_MATERIAL SHOWN_
+++
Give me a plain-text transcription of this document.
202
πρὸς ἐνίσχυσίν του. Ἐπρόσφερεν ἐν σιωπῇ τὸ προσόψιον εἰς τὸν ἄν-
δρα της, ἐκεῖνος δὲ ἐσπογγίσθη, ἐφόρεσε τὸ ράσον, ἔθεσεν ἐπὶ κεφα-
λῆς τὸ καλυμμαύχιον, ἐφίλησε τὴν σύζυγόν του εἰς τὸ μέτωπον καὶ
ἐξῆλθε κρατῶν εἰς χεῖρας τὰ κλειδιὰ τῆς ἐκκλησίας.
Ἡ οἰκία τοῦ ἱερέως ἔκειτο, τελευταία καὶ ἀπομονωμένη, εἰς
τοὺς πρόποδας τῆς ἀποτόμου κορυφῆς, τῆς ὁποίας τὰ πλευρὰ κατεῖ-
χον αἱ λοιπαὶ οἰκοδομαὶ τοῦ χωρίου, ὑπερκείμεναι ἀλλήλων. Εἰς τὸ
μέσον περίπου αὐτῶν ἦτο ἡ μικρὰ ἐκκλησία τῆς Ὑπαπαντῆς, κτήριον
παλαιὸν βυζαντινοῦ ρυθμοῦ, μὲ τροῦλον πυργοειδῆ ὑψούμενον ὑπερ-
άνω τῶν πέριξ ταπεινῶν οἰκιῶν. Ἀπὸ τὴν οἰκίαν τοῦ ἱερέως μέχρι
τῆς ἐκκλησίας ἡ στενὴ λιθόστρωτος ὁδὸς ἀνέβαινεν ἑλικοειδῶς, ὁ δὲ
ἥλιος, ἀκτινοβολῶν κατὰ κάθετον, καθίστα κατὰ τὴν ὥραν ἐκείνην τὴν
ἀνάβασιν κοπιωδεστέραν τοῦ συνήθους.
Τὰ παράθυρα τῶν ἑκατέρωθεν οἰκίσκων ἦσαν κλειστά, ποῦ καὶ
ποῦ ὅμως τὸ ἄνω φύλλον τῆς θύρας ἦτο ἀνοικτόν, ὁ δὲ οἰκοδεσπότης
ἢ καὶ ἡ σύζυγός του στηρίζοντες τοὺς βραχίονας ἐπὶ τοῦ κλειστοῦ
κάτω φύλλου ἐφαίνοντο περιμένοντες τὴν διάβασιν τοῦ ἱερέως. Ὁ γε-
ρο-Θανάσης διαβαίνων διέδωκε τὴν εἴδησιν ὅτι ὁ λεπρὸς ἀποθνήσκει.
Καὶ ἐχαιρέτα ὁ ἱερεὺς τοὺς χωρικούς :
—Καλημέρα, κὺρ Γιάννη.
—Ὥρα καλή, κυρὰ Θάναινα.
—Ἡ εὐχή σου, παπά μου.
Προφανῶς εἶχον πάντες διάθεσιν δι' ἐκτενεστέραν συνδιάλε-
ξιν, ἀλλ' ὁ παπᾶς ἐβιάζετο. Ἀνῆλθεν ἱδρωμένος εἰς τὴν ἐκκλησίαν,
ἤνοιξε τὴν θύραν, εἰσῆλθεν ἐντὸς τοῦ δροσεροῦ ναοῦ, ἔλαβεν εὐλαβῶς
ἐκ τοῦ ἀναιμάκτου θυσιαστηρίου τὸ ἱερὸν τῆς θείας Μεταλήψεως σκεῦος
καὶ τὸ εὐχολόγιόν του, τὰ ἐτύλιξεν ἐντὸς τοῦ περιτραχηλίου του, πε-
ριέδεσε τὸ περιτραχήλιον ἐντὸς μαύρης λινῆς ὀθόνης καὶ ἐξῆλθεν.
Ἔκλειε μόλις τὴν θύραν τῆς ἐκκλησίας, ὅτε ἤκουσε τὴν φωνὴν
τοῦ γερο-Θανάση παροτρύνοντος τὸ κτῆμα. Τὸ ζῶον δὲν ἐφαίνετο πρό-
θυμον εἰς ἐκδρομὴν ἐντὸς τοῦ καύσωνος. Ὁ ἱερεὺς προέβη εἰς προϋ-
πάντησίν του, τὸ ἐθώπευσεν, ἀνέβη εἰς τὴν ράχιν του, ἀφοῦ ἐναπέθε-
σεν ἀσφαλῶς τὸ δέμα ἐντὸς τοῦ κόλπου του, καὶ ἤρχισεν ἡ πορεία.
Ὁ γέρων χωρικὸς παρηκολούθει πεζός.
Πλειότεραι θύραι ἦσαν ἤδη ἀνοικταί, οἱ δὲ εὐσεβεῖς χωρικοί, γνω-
+++
_REQUEST_
Filter the listing above by the word "ἱερεὺς"; copy each line that passes.

_WRITTEN RESPONSE_
Καὶ ἐχαιρέτα ὁ ἱερεὺς τοὺς χωρικούς :
θυμον εἰς ἐκδρομὴν ἐντὸς τοῦ καύσωνος. Ὁ ἱερεὺς προέβη εἰς προϋ-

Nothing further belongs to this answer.